__Texte à lire__

+===+

De l’UX à l’EX, un engagement partagé au service de l’expérience collaborateur
La crise sanitaire a transformé le rapport au travail : plusieurs pays testent la semaine de 4 jours, le télétravail se normalise au profit de l’hybridation, tandis que la Gen Z refuse le 100% présentiel (36% des salariés) et que certaines entreprises adoptent les congés menstruels.
Face aux enjeux économiques et sociétaux actuels (Grande Démission, slow living…), les entreprises ont compris qu’il était primordial de mettre l’expérience collaborateur au cœur de leurs préoccupations. La démarche participe à la redéfinition de la valeur travail tout en permettant de préserver l’engagement en interne et de développer une marque employeur attractive.
Comme l’ensemble de la société, le monde du travail est en pleine mutation. Focus sur les reconfigurations de l’expérience collaborateur en 2022.
Qu’est-ce que l’expérience collaborateur ?
L’expérience collaborateur ou Employee experience (EX) est l’adaptation de l’UX (expérience utilisateur) au monde des RH. Autrement dit, ce sont les interactions et les expériences des salarié·e·s au sein de leur entreprise.
L’expérience collaborateur prend en compte tous les aspects du parcours des salarié·e·s : le recrutement, l’onboarding, la rémunération, les conditions de travail et même l’offboarding.
Nous pourrions dire que l’expérience collaborateur débute avant même le recrutement, auprès des futurs talents qui se renseignent sur l’entreprise. Les organisations l’ont bien compris, comme L’Oréal, dont la “carreers page” ne se contente pas de lister les offres de poste, mais communique également sur les valeurs portées par l’entreprise en interne (diversité, éthique, durabilité), dispense des conseils pour candidater, ou des témoignages de collaborateurs et de managers.

+===+

__Documents fournis__
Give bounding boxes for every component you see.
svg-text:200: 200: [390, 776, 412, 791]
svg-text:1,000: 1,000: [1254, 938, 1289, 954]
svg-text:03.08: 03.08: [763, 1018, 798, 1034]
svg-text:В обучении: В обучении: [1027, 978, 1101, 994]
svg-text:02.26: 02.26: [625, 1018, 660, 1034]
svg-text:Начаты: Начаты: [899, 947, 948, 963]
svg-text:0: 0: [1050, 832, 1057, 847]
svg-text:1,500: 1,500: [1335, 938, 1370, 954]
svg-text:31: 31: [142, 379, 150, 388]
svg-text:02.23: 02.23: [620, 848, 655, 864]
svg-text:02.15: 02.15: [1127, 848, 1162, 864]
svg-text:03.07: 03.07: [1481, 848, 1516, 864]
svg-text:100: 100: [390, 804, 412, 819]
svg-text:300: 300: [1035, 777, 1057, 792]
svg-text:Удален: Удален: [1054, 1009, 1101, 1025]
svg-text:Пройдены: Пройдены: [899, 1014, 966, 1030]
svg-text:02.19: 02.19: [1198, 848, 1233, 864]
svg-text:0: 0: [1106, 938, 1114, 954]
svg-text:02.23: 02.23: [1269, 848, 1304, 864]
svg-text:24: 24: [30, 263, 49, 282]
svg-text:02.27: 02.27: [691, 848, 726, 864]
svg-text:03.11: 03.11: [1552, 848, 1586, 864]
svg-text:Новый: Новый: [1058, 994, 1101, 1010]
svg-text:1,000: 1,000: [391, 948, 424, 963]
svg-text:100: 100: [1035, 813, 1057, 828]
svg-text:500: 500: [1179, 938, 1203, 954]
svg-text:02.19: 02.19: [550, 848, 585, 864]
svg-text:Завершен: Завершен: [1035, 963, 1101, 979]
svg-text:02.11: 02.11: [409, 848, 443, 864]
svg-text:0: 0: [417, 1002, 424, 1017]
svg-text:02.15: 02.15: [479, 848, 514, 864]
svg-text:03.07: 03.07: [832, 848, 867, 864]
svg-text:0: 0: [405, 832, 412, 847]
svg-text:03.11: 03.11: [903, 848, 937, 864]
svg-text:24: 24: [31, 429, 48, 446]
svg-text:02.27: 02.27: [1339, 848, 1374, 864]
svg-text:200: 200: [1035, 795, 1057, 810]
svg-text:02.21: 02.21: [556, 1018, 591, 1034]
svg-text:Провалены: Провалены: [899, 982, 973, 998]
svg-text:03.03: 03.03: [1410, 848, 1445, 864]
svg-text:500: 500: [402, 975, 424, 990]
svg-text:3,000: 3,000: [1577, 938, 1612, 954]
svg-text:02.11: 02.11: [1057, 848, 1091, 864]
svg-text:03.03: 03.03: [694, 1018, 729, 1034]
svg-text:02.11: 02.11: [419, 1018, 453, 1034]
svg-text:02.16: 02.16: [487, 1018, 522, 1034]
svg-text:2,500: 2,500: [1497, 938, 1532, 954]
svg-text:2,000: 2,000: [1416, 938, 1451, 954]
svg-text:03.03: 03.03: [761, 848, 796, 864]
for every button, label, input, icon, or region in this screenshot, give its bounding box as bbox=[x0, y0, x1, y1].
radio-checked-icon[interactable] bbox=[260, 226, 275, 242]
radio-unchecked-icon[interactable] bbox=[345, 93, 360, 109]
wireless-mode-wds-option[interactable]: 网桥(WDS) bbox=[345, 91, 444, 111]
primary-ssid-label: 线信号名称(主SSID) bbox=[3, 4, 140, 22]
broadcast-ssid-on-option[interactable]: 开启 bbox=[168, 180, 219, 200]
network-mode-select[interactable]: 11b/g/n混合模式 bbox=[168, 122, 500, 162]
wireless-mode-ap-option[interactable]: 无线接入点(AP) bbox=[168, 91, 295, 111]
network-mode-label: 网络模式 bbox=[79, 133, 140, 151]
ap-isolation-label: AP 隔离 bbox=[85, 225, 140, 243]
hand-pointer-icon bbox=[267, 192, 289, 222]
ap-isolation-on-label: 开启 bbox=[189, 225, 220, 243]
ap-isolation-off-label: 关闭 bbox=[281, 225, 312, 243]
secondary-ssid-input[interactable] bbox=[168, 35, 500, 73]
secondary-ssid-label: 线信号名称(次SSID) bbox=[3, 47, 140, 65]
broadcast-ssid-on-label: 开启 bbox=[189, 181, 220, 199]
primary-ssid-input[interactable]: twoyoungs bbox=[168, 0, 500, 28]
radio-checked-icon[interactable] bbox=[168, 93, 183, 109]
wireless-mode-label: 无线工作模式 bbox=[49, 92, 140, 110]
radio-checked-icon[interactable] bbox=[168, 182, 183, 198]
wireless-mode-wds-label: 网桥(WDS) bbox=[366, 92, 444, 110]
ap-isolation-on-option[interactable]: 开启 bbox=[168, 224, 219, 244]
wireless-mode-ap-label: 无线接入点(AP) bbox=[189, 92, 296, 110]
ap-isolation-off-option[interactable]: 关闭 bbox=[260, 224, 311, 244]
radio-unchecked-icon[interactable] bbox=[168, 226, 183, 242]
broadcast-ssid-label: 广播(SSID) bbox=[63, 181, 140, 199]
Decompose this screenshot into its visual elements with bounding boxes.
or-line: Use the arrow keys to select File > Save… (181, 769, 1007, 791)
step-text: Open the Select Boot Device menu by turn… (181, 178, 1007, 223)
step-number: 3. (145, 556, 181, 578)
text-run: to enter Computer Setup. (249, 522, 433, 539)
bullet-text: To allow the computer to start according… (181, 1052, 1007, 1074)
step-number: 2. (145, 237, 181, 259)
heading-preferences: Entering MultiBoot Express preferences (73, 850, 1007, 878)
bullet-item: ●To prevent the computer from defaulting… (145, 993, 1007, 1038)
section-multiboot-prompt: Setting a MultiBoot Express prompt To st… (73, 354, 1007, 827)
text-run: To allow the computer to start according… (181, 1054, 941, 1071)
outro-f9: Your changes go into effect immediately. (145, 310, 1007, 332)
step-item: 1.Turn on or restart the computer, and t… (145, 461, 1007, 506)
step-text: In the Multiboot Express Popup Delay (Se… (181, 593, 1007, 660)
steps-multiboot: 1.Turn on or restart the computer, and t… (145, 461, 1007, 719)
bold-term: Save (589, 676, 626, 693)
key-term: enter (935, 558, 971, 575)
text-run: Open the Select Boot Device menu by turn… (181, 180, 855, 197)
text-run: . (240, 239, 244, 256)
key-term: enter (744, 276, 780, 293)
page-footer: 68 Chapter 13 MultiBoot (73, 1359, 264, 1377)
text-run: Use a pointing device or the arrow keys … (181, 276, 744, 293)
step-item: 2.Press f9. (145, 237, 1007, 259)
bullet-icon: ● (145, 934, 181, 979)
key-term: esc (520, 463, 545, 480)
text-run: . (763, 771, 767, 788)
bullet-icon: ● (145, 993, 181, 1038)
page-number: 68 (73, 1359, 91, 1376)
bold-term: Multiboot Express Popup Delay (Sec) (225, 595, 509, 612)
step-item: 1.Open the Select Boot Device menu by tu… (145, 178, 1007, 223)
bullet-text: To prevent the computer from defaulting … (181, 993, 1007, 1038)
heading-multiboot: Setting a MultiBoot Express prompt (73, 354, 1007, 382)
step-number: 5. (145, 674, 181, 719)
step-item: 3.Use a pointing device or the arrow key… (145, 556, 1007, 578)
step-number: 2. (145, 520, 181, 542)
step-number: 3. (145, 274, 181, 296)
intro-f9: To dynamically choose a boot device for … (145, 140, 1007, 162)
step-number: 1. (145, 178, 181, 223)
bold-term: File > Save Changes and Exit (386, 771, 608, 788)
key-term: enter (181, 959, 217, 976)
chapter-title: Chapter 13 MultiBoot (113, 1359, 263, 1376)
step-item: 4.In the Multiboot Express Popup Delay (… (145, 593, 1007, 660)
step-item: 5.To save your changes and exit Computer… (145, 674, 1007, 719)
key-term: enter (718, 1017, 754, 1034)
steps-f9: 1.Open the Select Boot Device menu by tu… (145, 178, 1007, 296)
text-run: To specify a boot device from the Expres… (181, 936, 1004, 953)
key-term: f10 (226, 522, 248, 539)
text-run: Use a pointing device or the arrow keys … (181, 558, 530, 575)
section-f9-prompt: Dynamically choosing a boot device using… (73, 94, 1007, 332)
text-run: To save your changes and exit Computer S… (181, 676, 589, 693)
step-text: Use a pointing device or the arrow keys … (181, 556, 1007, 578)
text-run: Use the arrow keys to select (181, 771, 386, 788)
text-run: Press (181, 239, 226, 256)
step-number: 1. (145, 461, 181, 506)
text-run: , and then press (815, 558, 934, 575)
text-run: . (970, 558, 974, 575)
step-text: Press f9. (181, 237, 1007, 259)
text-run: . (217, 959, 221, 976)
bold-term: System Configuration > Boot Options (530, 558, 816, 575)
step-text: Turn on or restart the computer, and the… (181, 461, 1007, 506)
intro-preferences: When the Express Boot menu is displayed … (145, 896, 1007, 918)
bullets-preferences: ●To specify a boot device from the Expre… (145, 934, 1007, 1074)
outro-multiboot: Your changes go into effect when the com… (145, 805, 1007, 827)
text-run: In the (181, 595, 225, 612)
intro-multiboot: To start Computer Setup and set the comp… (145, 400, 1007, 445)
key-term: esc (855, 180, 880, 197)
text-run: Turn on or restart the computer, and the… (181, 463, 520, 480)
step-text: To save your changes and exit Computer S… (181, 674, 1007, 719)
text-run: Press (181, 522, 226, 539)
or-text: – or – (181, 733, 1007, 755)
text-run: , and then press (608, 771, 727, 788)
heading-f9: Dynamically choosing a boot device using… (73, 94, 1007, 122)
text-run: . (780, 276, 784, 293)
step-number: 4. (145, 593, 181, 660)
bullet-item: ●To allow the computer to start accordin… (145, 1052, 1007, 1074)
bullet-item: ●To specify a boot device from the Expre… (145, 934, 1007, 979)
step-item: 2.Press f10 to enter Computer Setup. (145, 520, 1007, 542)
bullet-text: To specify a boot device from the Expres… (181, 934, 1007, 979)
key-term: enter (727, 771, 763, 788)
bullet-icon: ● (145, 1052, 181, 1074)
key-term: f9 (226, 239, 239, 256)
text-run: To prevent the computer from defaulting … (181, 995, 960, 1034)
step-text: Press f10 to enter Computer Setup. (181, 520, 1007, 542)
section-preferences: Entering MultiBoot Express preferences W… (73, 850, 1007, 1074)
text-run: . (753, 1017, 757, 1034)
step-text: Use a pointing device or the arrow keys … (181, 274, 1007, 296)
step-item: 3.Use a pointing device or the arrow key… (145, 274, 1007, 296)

+===+

__Objectifs__
1) Les affirmations (a), (b) et (c) correspondent-elles au texte sur l'expérience collaborateur ? Répondez par oui ou par non en citant mot pour mot les termes du texte qui permettent de trancher.
(a) L'expérience collaborateur est présentée comme l'adaptation de l'UX au monde des RH.
(b) L'expérience collaborateur n'inclut pas l'offboarding.
(c) La page carrières de L'Oréal se limite à lister les offres de poste.
2) Recopiez le passage du texte sur l'expérience collaborateur qui commence aux mots "Comme l’ensemble de" et s'arrête après "l’expérience collaborateur ?".

__Réponses attendues__
1)
(a) Oui : « L’expérience collaborateur ou Employee experience (EX) est l’adaptation de l’UX (expérience utilisateur) au monde des RH. »
(b) Non : « les conditions de travail et même l’offboarding »
(c) Non : « ne se contente pas de lister les offres de poste »

2)
Comme l’ensemble de la société, le monde du travail est en pleine mutation. Focus sur les reconfigurations de l’expérience collaborateur en 2022.
Qu’est-ce que l’expérience collaborateur ?